### Directions
Copy word for word the part of the article about bigger crowds at sports events that begins at the words "Some Euro 2020" and stops after "the theatre industry.".
START Excerpt to read
Large crowds are to be allowed at sports matches before the full easing of lockdown under a new government pilot scheme of major events.
The Wimbledon tennis tournament and Silverstone, which is hosting the British Grand Prix on July 18, are understood to be in talks with officials about being included in the scheme, allowing more people to attend.
Some Euro 2020 football matches will be involved, while some theatres could also be included as part of a plan to introduce cultural events.
Speaking at a press conference to announce the delay to lockdown on Monday evening, Boris Johnson indicated that some events will be allowed larger crowds than under the restrictions currently in place elsewhere as part of the Government’s research programme.
"We will continue to pilot events such as Euro 2020 and some theatrical performances," he said.
He added that the Government was in talks with Andrew Lloyd Webber over the staging of his latest production, Cinderella. The Tory peer and musical theatre impresario had used an interview with The Telegraph to accuse the Prime Minister of bankrupting the theatre industry.
Mr Johnson said: "I’ve got colossal admiration for Andrew Lloyd Webber. The entire theatre sector is one of the great glories of this country and it’s broken everybody’s heart to see what we’ve had to go through.
END Excerpt to read
START Source information
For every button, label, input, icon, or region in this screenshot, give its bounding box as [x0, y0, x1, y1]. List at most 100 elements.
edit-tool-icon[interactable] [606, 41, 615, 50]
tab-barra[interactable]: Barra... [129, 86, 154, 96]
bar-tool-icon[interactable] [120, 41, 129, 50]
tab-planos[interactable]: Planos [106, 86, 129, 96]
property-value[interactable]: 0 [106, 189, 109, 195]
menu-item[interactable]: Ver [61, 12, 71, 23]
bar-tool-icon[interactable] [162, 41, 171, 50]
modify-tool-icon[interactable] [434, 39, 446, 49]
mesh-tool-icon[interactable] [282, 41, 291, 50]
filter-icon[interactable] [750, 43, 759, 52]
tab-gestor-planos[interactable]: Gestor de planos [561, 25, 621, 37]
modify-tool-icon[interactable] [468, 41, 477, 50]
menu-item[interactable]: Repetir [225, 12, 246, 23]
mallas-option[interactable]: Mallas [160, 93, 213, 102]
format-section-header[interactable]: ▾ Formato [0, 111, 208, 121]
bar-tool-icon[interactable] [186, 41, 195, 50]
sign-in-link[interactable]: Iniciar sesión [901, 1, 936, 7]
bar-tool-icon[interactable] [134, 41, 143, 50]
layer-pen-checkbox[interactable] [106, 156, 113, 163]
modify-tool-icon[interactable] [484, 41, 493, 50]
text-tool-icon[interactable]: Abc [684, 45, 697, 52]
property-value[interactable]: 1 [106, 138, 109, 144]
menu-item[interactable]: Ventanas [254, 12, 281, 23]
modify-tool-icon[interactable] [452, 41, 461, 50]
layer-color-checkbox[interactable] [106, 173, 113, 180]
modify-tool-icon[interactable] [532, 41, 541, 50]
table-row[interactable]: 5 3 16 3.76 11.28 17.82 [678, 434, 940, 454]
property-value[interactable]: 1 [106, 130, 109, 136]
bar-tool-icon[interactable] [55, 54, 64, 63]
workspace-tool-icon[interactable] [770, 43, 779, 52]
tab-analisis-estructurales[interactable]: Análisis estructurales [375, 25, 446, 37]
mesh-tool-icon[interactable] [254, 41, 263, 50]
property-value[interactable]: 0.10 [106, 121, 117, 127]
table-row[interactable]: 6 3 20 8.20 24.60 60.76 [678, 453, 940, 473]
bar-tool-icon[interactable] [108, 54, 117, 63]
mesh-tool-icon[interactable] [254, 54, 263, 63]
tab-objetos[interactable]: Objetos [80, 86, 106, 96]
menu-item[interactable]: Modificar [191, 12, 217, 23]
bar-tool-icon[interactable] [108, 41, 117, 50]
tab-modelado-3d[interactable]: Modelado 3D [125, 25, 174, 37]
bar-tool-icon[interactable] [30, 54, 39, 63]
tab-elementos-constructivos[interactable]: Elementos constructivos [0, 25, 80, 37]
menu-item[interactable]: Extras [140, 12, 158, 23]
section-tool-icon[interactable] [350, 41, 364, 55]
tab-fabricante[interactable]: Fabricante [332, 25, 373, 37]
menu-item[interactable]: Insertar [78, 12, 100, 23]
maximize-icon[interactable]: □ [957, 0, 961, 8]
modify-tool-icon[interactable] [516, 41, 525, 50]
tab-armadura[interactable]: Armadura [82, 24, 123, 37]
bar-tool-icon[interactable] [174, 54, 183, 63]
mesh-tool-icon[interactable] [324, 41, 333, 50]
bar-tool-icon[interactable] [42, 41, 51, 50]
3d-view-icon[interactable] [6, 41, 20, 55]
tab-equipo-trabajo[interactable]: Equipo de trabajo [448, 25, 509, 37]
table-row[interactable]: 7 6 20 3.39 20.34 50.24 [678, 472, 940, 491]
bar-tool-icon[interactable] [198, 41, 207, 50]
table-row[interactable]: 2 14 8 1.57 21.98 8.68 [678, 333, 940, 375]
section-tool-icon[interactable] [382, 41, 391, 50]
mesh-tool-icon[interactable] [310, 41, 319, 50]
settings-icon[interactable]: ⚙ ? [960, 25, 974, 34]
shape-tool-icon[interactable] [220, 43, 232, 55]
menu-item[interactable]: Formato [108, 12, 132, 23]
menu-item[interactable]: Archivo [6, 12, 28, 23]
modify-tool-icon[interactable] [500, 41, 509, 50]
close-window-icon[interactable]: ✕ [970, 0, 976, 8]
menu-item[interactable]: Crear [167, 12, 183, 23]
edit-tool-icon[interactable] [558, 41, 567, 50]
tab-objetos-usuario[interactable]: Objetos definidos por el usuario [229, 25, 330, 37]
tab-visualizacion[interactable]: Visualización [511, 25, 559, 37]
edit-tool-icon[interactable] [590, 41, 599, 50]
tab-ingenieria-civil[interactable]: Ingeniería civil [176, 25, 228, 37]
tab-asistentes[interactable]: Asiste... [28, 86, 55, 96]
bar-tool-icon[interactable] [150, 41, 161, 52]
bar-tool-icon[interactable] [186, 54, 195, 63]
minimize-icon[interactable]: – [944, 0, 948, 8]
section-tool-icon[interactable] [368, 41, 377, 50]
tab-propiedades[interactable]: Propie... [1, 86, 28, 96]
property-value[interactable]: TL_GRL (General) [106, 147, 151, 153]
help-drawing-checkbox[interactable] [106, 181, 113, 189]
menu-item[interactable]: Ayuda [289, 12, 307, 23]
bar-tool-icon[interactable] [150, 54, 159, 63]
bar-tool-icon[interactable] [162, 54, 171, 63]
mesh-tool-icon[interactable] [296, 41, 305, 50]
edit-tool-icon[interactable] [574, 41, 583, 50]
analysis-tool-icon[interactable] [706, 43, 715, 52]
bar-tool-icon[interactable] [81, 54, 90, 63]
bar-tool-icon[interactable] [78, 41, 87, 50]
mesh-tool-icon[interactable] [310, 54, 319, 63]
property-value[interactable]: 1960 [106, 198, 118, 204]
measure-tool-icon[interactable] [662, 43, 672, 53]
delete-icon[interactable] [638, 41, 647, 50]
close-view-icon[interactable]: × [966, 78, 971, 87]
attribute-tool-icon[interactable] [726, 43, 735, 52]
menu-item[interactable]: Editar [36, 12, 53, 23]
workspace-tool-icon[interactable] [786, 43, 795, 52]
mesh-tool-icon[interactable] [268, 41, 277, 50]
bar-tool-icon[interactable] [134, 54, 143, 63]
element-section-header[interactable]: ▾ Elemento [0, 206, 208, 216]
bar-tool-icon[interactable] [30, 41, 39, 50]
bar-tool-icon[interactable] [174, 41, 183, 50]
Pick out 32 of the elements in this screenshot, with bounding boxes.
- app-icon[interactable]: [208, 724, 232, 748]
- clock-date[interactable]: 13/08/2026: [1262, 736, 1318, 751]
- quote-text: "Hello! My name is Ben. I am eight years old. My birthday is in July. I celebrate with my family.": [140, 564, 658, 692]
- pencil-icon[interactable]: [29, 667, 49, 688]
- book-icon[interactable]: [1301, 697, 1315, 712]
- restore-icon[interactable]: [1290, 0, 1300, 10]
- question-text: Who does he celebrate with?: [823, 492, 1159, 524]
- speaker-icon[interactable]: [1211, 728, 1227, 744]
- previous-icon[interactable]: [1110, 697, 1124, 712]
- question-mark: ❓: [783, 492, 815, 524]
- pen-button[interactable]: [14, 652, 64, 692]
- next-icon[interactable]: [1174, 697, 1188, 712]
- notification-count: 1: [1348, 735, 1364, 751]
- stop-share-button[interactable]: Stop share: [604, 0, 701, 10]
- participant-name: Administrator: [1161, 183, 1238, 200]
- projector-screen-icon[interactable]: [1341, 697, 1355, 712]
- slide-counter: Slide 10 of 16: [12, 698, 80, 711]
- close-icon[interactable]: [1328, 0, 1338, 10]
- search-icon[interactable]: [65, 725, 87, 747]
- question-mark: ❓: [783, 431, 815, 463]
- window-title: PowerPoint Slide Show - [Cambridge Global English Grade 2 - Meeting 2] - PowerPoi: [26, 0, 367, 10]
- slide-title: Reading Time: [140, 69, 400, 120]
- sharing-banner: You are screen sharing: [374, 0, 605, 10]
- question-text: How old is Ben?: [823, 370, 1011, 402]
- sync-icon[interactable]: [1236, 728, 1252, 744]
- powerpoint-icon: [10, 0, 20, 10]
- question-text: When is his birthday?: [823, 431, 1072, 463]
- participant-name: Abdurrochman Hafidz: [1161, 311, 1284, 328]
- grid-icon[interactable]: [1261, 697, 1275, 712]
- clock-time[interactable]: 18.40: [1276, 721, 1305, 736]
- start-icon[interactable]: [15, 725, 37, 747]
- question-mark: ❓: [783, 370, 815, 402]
END Source information
### Solution below
Some Euro 2020 football matches will be involved, while some theatres could also be included as part of a plan to introduce cultural events.
Speaking at a press conference to announce the delay to lockdown on Monday evening, Boris Johnson indicated that some events will be allowed larger crowds than under the restrictions currently in place elsewhere as part of the Government’s research programme.
"We will continue to pilot events such as Euro 2020 and some theatrical performances," he said.
He added that the Government was in talks with Andrew Lloyd Webber over the staging of his latest production, Cinderella. The Tory peer and musical theatre impresario had used an interview with The Telegraph to accuse the Prime Minister of bankrupting the theatre industry.